----- Listed records -----

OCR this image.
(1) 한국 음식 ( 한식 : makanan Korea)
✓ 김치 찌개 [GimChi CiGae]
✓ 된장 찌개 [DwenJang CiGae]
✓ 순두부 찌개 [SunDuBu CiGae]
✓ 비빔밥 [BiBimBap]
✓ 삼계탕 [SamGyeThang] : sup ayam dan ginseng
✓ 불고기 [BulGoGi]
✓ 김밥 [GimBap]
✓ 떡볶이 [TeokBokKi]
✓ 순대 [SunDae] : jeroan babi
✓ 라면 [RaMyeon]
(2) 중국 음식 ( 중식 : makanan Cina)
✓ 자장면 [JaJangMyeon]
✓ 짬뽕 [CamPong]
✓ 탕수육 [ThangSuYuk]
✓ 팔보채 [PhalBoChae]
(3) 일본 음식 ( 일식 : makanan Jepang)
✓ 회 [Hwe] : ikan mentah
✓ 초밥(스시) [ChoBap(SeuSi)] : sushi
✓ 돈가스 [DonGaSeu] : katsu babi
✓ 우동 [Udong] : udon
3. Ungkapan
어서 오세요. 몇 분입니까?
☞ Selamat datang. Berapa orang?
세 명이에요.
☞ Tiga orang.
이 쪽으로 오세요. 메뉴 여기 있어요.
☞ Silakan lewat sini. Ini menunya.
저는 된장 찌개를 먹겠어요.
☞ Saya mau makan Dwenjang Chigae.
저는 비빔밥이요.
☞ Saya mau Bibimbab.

-----

Which lines hold the word "orang"? Copy each of them from the records.

☞ Selamat datang. Berapa orang?
☞ Tiga orang.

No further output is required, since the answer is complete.